### Task data

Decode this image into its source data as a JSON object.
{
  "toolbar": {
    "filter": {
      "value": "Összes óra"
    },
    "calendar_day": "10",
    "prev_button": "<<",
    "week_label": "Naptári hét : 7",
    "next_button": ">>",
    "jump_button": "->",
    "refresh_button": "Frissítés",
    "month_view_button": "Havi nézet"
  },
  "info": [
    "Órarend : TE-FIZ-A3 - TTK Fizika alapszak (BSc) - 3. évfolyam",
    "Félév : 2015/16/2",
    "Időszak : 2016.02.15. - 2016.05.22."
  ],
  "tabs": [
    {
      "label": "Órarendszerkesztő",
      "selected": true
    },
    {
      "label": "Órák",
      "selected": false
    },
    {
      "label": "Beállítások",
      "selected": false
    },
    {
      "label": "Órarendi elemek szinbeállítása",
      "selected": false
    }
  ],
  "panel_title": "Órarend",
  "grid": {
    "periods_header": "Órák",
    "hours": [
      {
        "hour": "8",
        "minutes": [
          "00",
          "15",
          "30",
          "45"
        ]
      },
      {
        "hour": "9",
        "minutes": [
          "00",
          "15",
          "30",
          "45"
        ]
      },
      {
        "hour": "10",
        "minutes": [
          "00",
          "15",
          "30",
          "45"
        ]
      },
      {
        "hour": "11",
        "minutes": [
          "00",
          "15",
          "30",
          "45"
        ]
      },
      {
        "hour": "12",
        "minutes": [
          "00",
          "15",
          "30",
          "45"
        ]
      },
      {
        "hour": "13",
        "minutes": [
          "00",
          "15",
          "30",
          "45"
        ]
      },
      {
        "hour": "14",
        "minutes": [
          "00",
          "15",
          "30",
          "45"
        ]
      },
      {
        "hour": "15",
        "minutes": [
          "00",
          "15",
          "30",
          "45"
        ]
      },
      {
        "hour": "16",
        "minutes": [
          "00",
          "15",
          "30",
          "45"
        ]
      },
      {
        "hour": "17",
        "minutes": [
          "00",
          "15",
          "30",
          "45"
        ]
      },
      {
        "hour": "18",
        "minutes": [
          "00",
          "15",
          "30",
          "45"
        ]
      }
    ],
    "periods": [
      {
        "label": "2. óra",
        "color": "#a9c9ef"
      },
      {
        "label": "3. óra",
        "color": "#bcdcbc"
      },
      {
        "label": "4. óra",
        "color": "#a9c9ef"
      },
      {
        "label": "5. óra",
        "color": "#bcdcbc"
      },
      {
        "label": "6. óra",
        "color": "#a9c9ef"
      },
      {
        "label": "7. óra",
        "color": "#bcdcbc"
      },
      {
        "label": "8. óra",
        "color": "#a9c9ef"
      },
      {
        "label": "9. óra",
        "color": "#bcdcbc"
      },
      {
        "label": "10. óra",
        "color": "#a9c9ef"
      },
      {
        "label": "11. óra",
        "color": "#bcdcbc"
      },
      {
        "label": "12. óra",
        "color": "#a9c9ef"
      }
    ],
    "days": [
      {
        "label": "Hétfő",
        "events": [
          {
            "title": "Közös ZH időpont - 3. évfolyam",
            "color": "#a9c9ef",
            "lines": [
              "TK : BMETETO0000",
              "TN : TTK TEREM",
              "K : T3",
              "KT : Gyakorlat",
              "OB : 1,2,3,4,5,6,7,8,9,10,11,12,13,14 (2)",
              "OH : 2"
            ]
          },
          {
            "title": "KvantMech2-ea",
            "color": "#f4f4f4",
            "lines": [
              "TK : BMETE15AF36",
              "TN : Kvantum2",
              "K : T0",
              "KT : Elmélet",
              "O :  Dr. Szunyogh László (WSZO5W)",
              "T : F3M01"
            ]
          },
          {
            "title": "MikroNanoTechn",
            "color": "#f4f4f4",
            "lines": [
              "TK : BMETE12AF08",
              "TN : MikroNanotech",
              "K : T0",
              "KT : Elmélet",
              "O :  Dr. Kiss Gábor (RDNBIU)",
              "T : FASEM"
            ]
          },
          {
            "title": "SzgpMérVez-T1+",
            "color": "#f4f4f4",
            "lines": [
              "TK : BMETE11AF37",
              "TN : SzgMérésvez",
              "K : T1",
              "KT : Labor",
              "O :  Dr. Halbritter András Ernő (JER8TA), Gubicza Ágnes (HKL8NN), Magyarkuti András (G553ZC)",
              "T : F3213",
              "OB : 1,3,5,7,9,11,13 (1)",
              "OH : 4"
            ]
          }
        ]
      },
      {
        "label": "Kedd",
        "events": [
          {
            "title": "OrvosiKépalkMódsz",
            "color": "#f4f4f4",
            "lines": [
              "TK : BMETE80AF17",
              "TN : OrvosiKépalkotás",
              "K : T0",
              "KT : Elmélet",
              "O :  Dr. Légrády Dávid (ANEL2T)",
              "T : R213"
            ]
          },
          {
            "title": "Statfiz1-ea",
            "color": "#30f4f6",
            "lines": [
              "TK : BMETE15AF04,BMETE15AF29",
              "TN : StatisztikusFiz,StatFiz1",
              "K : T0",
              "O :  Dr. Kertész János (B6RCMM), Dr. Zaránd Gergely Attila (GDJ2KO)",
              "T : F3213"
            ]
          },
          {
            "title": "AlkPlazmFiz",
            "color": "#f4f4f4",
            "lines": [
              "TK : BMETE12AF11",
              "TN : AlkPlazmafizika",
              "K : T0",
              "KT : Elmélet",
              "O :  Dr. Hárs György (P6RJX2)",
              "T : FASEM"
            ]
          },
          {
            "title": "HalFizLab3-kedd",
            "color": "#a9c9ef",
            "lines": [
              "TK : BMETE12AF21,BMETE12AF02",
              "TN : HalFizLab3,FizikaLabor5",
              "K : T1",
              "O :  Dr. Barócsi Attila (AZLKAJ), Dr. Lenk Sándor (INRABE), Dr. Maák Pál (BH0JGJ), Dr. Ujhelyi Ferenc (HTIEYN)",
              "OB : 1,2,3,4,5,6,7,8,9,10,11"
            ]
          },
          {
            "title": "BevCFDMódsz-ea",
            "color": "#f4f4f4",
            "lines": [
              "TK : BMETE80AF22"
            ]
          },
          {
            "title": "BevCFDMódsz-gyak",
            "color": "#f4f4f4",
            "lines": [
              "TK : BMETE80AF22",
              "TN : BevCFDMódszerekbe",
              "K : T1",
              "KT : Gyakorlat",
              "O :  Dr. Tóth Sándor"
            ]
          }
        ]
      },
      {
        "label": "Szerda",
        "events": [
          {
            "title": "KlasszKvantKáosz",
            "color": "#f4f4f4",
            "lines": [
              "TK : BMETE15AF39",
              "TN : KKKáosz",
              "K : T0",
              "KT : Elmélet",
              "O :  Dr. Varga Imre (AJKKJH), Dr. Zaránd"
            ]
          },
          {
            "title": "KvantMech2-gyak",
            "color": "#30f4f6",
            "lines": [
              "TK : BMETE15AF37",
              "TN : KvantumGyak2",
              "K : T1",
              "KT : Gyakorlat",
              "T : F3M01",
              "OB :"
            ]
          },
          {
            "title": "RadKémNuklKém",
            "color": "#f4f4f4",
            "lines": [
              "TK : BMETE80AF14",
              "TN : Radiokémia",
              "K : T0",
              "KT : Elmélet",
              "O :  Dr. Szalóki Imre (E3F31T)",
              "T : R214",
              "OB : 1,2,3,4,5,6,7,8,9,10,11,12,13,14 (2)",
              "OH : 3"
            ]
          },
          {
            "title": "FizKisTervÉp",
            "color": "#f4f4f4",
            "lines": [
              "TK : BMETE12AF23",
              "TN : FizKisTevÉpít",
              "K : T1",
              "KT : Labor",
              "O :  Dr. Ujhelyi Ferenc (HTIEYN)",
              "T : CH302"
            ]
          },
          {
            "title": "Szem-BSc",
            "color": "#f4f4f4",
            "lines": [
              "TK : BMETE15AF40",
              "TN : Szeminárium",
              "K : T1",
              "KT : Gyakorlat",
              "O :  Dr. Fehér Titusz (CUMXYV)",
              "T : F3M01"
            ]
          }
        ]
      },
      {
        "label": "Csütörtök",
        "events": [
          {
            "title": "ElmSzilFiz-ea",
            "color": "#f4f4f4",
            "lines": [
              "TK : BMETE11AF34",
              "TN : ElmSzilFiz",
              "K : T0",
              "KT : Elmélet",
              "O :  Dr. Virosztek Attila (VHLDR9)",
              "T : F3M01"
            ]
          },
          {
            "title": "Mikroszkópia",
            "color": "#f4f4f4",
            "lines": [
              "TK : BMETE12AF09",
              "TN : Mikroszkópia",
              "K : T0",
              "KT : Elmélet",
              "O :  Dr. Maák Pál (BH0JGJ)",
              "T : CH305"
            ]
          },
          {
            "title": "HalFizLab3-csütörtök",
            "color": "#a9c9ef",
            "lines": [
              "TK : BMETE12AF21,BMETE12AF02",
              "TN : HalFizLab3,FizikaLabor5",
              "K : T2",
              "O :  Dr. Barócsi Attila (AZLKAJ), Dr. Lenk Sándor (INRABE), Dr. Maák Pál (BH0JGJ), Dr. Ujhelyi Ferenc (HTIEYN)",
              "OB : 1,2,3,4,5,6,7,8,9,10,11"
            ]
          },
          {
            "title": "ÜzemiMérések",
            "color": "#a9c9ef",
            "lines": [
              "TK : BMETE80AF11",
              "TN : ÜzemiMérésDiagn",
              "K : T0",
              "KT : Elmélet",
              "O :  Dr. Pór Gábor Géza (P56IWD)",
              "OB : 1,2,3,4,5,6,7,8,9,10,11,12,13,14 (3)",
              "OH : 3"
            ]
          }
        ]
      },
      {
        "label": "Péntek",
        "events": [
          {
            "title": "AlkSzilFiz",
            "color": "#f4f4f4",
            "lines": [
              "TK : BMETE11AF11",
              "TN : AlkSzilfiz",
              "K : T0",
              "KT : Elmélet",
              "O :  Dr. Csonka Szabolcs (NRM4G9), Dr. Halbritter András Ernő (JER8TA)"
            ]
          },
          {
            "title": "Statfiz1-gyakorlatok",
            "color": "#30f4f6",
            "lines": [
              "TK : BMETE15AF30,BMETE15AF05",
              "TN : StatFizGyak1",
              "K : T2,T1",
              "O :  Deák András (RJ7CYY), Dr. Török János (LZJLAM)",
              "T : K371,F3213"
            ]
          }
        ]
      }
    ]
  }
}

### Task description
Search the preceding listing for the word "Ernő" and pull out every line that holds it.

### Answer to this task
              "O :  Dr. Halbritter András Ernő (JER8TA), Gubicza Ágnes (HKL8NN), Magyarkuti András (G553ZC)",
              "O :  Dr. Csonka Szabolcs (NRM4G9), Dr. Halbritter András Ernő (JER8TA)"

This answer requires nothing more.